The entries below contain pictures. Retype everything except those pictures, exactly as given.

* begin *

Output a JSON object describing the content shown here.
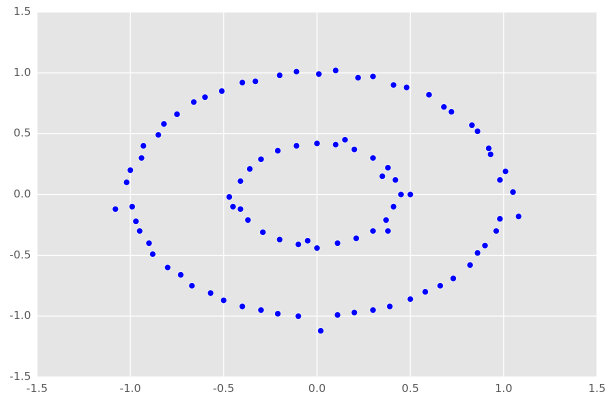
{
  "chart_data": {
    "type": "scatter",
    "x": [
      1.05,
      0.98,
      1.01,
      0.93,
      0.92,
      0.86,
      0.83,
      0.72,
      0.68,
      0.6,
      0.48,
      0.41,
      0.3,
      0.22,
      0.1,
      0.01,
      -0.11,
      -0.2,
      -0.33,
      -0.4,
      -0.51,
      -0.6,
      -0.66,
      -0.75,
      -0.82,
      -0.85,
      -0.93,
      -0.94,
      -1.0,
      -1.02,
      -1.08,
      -0.99,
      -0.97,
      -0.95,
      -0.9,
      -0.88,
      -0.8,
      -0.73,
      -0.67,
      -0.57,
      -0.5,
      -0.4,
      -0.3,
      -0.21,
      -0.1,
      0.02,
      0.11,
      0.2,
      0.3,
      0.39,
      0.5,
      0.58,
      0.66,
      0.73,
      0.82,
      0.86,
      0.9,
      0.96,
      0.98,
      1.08,
      0.45,
      0.42,
      0.38,
      0.3,
      0.2,
      0.1,
      0.0,
      -0.11,
      -0.21,
      -0.3,
      -0.36,
      -0.41,
      -0.47,
      -0.41,
      -0.37,
      -0.29,
      -0.2,
      -0.1,
      0.0,
      0.11,
      0.21,
      0.3,
      0.37,
      0.41,
      0.35,
      0.38,
      -0.45,
      0.15,
      -0.05,
      0.5
    ],
    "y": [
      0.02,
      0.12,
      0.19,
      0.33,
      0.38,
      0.52,
      0.57,
      0.68,
      0.72,
      0.82,
      0.88,
      0.9,
      0.97,
      0.96,
      1.02,
      0.99,
      1.01,
      0.98,
      0.93,
      0.92,
      0.85,
      0.8,
      0.76,
      0.66,
      0.58,
      0.49,
      0.4,
      0.3,
      0.2,
      0.1,
      -0.12,
      -0.1,
      -0.22,
      -0.3,
      -0.4,
      -0.49,
      -0.6,
      -0.66,
      -0.75,
      -0.81,
      -0.87,
      -0.92,
      -0.95,
      -0.98,
      -1.0,
      -1.12,
      -0.99,
      -0.97,
      -0.95,
      -0.92,
      -0.86,
      -0.8,
      -0.75,
      -0.69,
      -0.58,
      -0.48,
      -0.42,
      -0.3,
      -0.2,
      -0.18,
      0.0,
      0.12,
      0.22,
      0.3,
      0.37,
      0.41,
      0.42,
      0.4,
      0.36,
      0.29,
      0.21,
      0.11,
      -0.02,
      -0.12,
      -0.21,
      -0.31,
      -0.37,
      -0.41,
      -0.44,
      -0.4,
      -0.36,
      -0.3,
      -0.21,
      -0.1,
      0.15,
      -0.3,
      -0.1,
      0.45,
      -0.38,
      0.0
    ],
    "color": "#0000ff",
    "xlim": [
      -1.5,
      1.5
    ],
    "ylim": [
      -1.5,
      1.5
    ],
    "xticks": [
      -1.5,
      {
        "value": -1.0,
        "label": "-1.0"
      },
      -0.5,
      {
        "value": 0.0,
        "label": "0.0"
      },
      0.5,
      {
        "value": 1.0,
        "label": "1.0"
      },
      1.5
    ],
    "yticks": [
      -1.5,
      {
        "value": -1.0,
        "label": "-1.0"
      },
      -0.5,
      {
        "value": 0.0,
        "label": "0.0"
      },
      0.5,
      {
        "value": 1.0,
        "label": "1.0"
      },
      1.5
    ],
    "grid": true
  }
}
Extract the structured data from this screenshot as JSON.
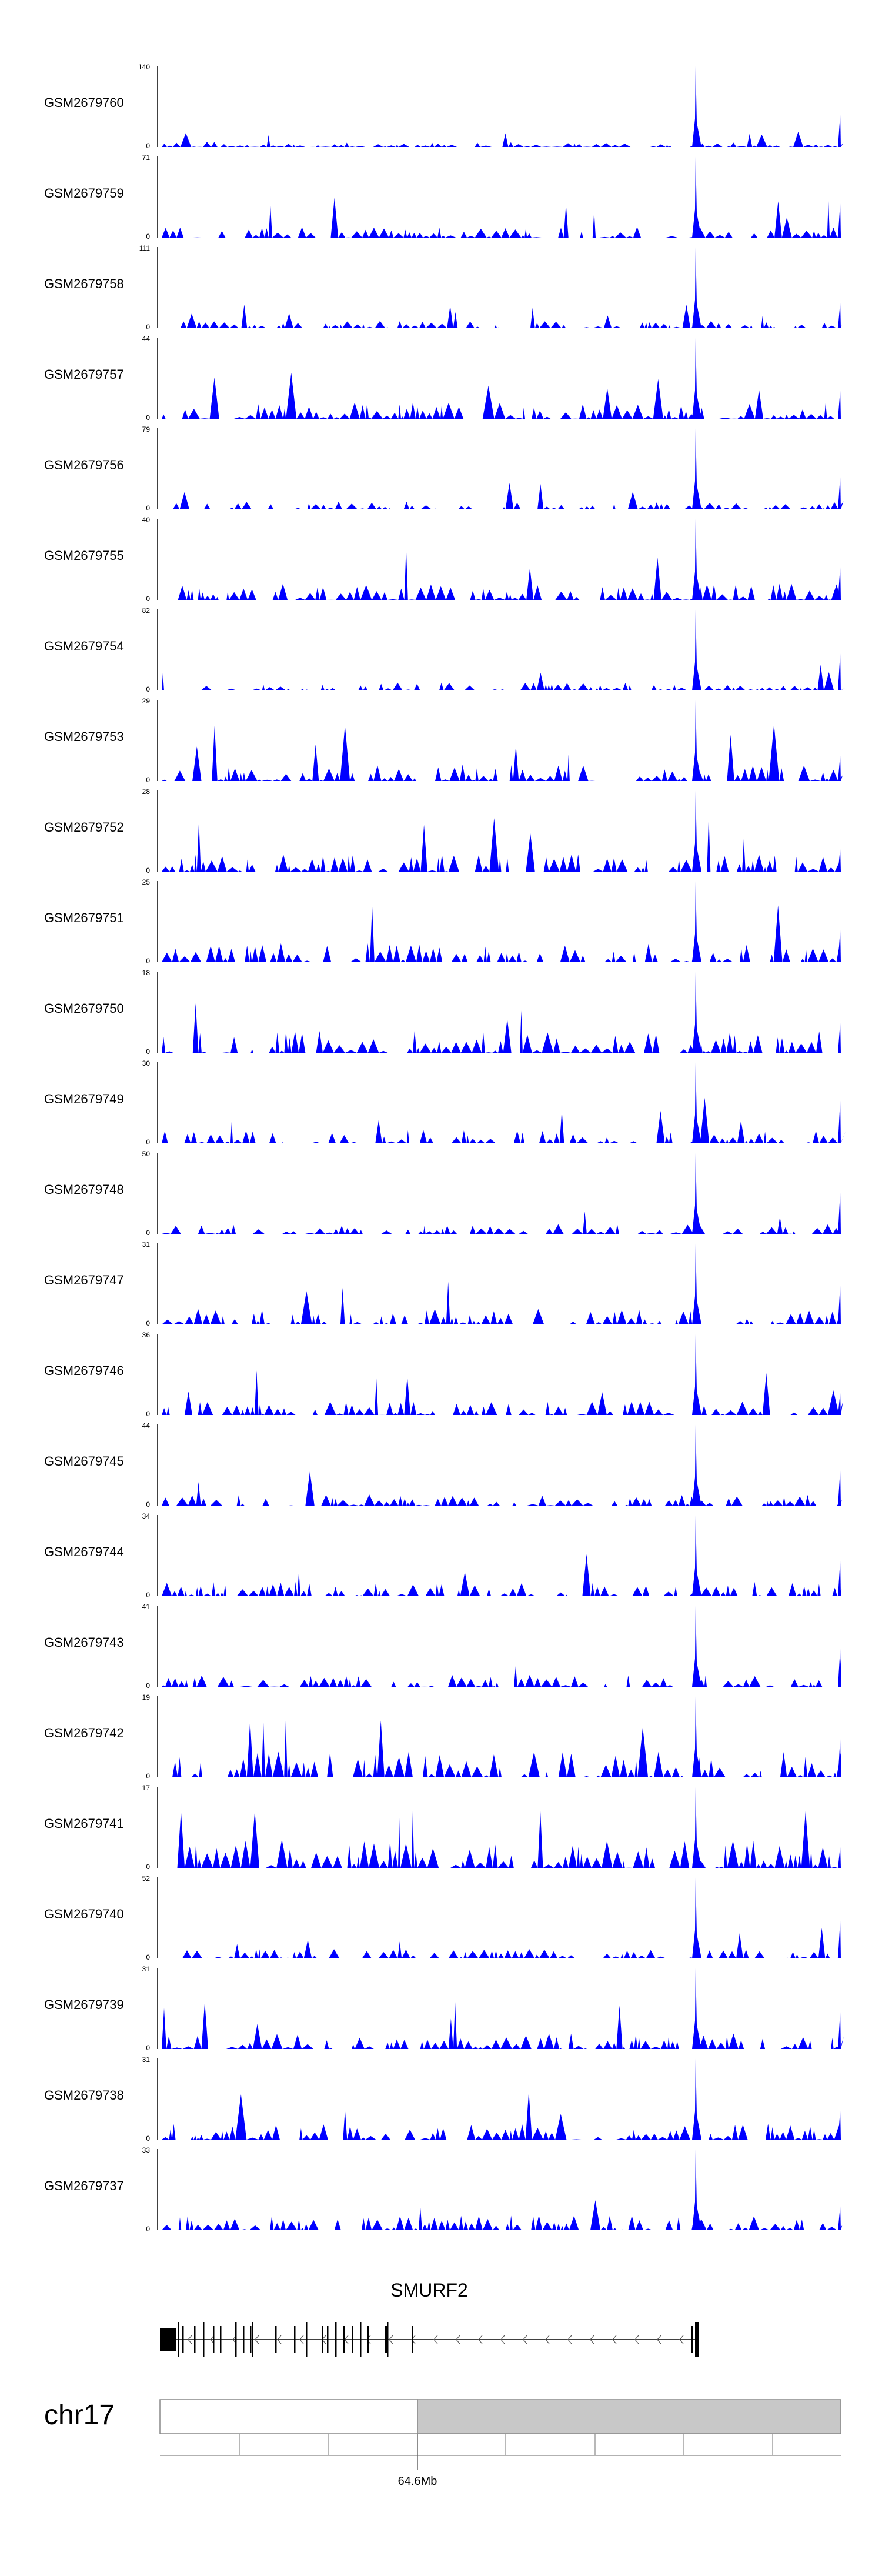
{
  "chart_data": {
    "type": "area",
    "colors": {
      "track_fill": "#0000ff",
      "ideogram_highlight": "#c8c8c8",
      "axis": "#000000"
    },
    "tracks": [
      {
        "name": "GSM2679760",
        "ymax": "140",
        "ymin": "0",
        "peak": 140,
        "base": 9
      },
      {
        "name": "GSM2679759",
        "ymax": "71",
        "ymin": "0",
        "peak": 71,
        "base": 10
      },
      {
        "name": "GSM2679758",
        "ymax": "111",
        "ymin": "0",
        "peak": 111,
        "base": 10
      },
      {
        "name": "GSM2679757",
        "ymax": "44",
        "ymin": "0",
        "peak": 44,
        "base": 9
      },
      {
        "name": "GSM2679756",
        "ymax": "79",
        "ymin": "0",
        "peak": 79,
        "base": 8
      },
      {
        "name": "GSM2679755",
        "ymax": "40",
        "ymin": "0",
        "peak": 40,
        "base": 8
      },
      {
        "name": "GSM2679754",
        "ymax": "82",
        "ymin": "0",
        "peak": 82,
        "base": 8
      },
      {
        "name": "GSM2679753",
        "ymax": "29",
        "ymin": "0",
        "peak": 29,
        "base": 6
      },
      {
        "name": "GSM2679752",
        "ymax": "28",
        "ymin": "0",
        "peak": 28,
        "base": 6
      },
      {
        "name": "GSM2679751",
        "ymax": "25",
        "ymin": "0",
        "peak": 25,
        "base": 6
      },
      {
        "name": "GSM2679750",
        "ymax": "18",
        "ymin": "0",
        "peak": 18,
        "base": 5
      },
      {
        "name": "GSM2679749",
        "ymax": "30",
        "ymin": "0",
        "peak": 30,
        "base": 5
      },
      {
        "name": "GSM2679748",
        "ymax": "50",
        "ymin": "0",
        "peak": 50,
        "base": 6
      },
      {
        "name": "GSM2679747",
        "ymax": "31",
        "ymin": "0",
        "peak": 31,
        "base": 6
      },
      {
        "name": "GSM2679746",
        "ymax": "36",
        "ymin": "0",
        "peak": 36,
        "base": 6
      },
      {
        "name": "GSM2679745",
        "ymax": "44",
        "ymin": "0",
        "peak": 44,
        "base": 6
      },
      {
        "name": "GSM2679744",
        "ymax": "34",
        "ymin": "0",
        "peak": 34,
        "base": 6
      },
      {
        "name": "GSM2679743",
        "ymax": "41",
        "ymin": "0",
        "peak": 41,
        "base": 6
      },
      {
        "name": "GSM2679742",
        "ymax": "19",
        "ymin": "0",
        "peak": 19,
        "base": 6
      },
      {
        "name": "GSM2679741",
        "ymax": "17",
        "ymin": "0",
        "peak": 17,
        "base": 6
      },
      {
        "name": "GSM2679740",
        "ymax": "52",
        "ymin": "0",
        "peak": 52,
        "base": 6
      },
      {
        "name": "GSM2679739",
        "ymax": "31",
        "ymin": "0",
        "peak": 31,
        "base": 6
      },
      {
        "name": "GSM2679738",
        "ymax": "31",
        "ymin": "0",
        "peak": 31,
        "base": 6
      },
      {
        "name": "GSM2679737",
        "ymax": "33",
        "ymin": "0",
        "peak": 33,
        "base": 6
      }
    ],
    "gene": {
      "name": "SMURF2",
      "strand": "-"
    },
    "chromosome": "chr17",
    "axis_tick_label": "64.6Mb",
    "grid": false
  }
}
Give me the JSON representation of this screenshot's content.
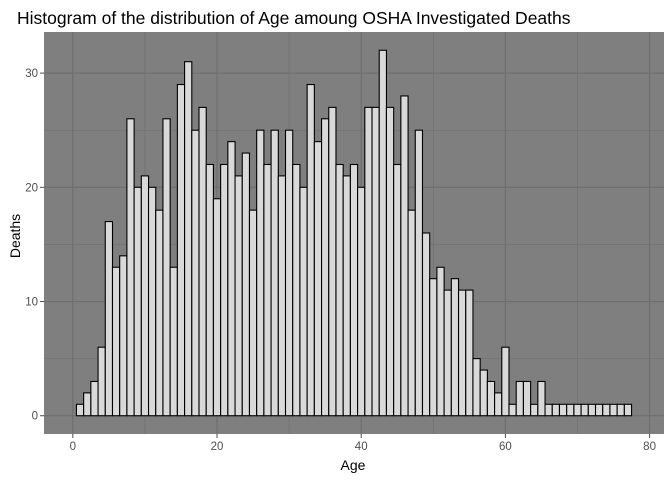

* end *

[The response]
Output a JSON object describing the content shown here.
{
  "chart_data": {
    "type": "scatter",
    "x": [
      1.05,
      0.98,
      1.01,
      0.93,
      0.92,
      0.86,
      0.83,
      0.72,
      0.68,
      0.6,
      0.48,
      0.41,
      0.3,
      0.22,
      0.1,
      0.01,
      -0.11,
      -0.2,
      -0.33,
      -0.4,
      -0.51,
      -0.6,
      -0.66,
      -0.75,
      -0.82,
      -0.85,
      -0.93,
      -0.94,
      -1.0,
      -1.02,
      -1.08,
      -0.99,
      -0.97,
      -0.95,
      -0.9,
      -0.88,
      -0.8,
      -0.73,
      -0.67,
      -0.57,
      -0.5,
      -0.4,
      -0.3,
      -0.21,
      -0.1,
      0.02,
      0.11,
      0.2,
      0.3,
      0.39,
      0.5,
      0.58,
      0.66,
      0.73,
      0.82,
      0.86,
      0.9,
      0.96,
      0.98,
      1.08,
      0.45,
      0.42,
      0.38,
      0.3,
      0.2,
      0.1,
      0.0,
      -0.11,
      -0.21,
      -0.3,
      -0.36,
      -0.41,
      -0.47,
      -0.41,
      -0.37,
      -0.29,
      -0.2,
      -0.1,
      0.0,
      0.11,
      0.21,
      0.3,
      0.37,
      0.41,
      0.35,
      0.38,
      -0.45,
      0.15,
      -0.05,
      0.5
    ],
    "y": [
      0.02,
      0.12,
      0.19,
      0.33,
      0.38,
      0.52,
      0.57,
      0.68,
      0.72,
      0.82,
      0.88,
      0.9,
      0.97,
      0.96,
      1.02,
      0.99,
      1.01,
      0.98,
      0.93,
      0.92,
      0.85,
      0.8,
      0.76,
      0.66,
      0.58,
      0.49,
      0.4,
      0.3,
      0.2,
      0.1,
      -0.12,
      -0.1,
      -0.22,
      -0.3,
      -0.4,
      -0.49,
      -0.6,
      -0.66,
      -0.75,
      -0.81,
      -0.87,
      -0.92,
      -0.95,
      -0.98,
      -1.0,
      -1.12,
      -0.99,
      -0.97,
      -0.95,
      -0.92,
      -0.86,
      -0.8,
      -0.75,
      -0.69,
      -0.58,
      -0.48,
      -0.42,
      -0.3,
      -0.2,
      -0.18,
      0.0,
      0.12,
      0.22,
      0.3,
      0.37,
      0.41,
      0.42,
      0.4,
      0.36,
      0.29,
      0.21,
      0.11,
      -0.02,
      -0.12,
      -0.21,
      -0.31,
      -0.37,
      -0.41,
      -0.44,
      -0.4,
      -0.36,
      -0.3,
      -0.21,
      -0.1,
      0.15,
      -0.3,
      -0.1,
      0.45,
      -0.38,
      0.0
    ],
    "color": "#0000ff",
    "xlim": [
      -1.5,
      1.5
    ],
    "ylim": [
      -1.5,
      1.5
    ],
    "xticks": [
      -1.5,
      {
        "value": -1.0,
        "label": "-1.0"
      },
      -0.5,
      {
        "value": 0.0,
        "label": "0.0"
      },
      0.5,
      {
        "value": 1.0,
        "label": "1.0"
      },
      1.5
    ],
    "yticks": [
      -1.5,
      {
        "value": -1.0,
        "label": "-1.0"
      },
      -0.5,
      {
        "value": 0.0,
        "label": "0.0"
      },
      0.5,
      {
        "value": 1.0,
        "label": "1.0"
      },
      1.5
    ],
    "grid": true
  }
}
Extract the structured data from this screenshot as JSON.
{
  "chart_data": {
    "type": "area",
    "colors": {
      "track_fill": "#0000ff",
      "ideogram_highlight": "#c8c8c8",
      "axis": "#000000"
    },
    "tracks": [
      {
        "name": "GSM2679760",
        "ymax": "140",
        "ymin": "0",
        "peak": 140,
        "base": 9
      },
      {
        "name": "GSM2679759",
        "ymax": "71",
        "ymin": "0",
        "peak": 71,
        "base": 10
      },
      {
        "name": "GSM2679758",
        "ymax": "111",
        "ymin": "0",
        "peak": 111,
        "base": 10
      },
      {
        "name": "GSM2679757",
        "ymax": "44",
        "ymin": "0",
        "peak": 44,
        "base": 9
      },
      {
        "name": "GSM2679756",
        "ymax": "79",
        "ymin": "0",
        "peak": 79,
        "base": 8
      },
      {
        "name": "GSM2679755",
        "ymax": "40",
        "ymin": "0",
        "peak": 40,
        "base": 8
      },
      {
        "name": "GSM2679754",
        "ymax": "82",
        "ymin": "0",
        "peak": 82,
        "base": 8
      },
      {
        "name": "GSM2679753",
        "ymax": "29",
        "ymin": "0",
        "peak": 29,
        "base": 6
      },
      {
        "name": "GSM2679752",
        "ymax": "28",
        "ymin": "0",
        "peak": 28,
        "base": 6
      },
      {
        "name": "GSM2679751",
        "ymax": "25",
        "ymin": "0",
        "peak": 25,
        "base": 6
      },
      {
        "name": "GSM2679750",
        "ymax": "18",
        "ymin": "0",
        "peak": 18,
        "base": 5
      },
      {
        "name": "GSM2679749",
        "ymax": "30",
        "ymin": "0",
        "peak": 30,
        "base": 5
      },
      {
        "name": "GSM2679748",
        "ymax": "50",
        "ymin": "0",
        "peak": 50,
        "base": 6
      },
      {
        "name": "GSM2679747",
        "ymax": "31",
        "ymin": "0",
        "peak": 31,
        "base": 6
      },
      {
        "name": "GSM2679746",
        "ymax": "36",
        "ymin": "0",
        "peak": 36,
        "base": 6
      },
      {
        "name": "GSM2679745",
        "ymax": "44",
        "ymin": "0",
        "peak": 44,
        "base": 6
      },
      {
        "name": "GSM2679744",
        "ymax": "34",
        "ymin": "0",
        "peak": 34,
        "base": 6
      },
      {
        "name": "GSM2679743",
        "ymax": "41",
        "ymin": "0",
        "peak": 41,
        "base": 6
      },
      {
        "name": "GSM2679742",
        "ymax": "19",
        "ymin": "0",
        "peak": 19,
        "base": 6
      },
      {
        "name": "GSM2679741",
        "ymax": "17",
        "ymin": "0",
        "peak": 17,
        "base": 6
      },
      {
        "name": "GSM2679740",
        "ymax": "52",
        "ymin": "0",
        "peak": 52,
        "base": 6
      },
      {
        "name": "GSM2679739",
        "ymax": "31",
        "ymin": "0",
        "peak": 31,
        "base": 6
      },
      {
        "name": "GSM2679738",
        "ymax": "31",
        "ymin": "0",
        "peak": 31,
        "base": 6
      },
      {
        "name": "GSM2679737",
        "ymax": "33",
        "ymin": "0",
        "peak": 33,
        "base": 6
      }
    ],
    "gene": {
      "name": "SMURF2",
      "strand": "-"
    },
    "chromosome": "chr17",
    "axis_tick_label": "64.6Mb",
    "grid": false
  }
}
Give me the JSON representation of this screenshot's content.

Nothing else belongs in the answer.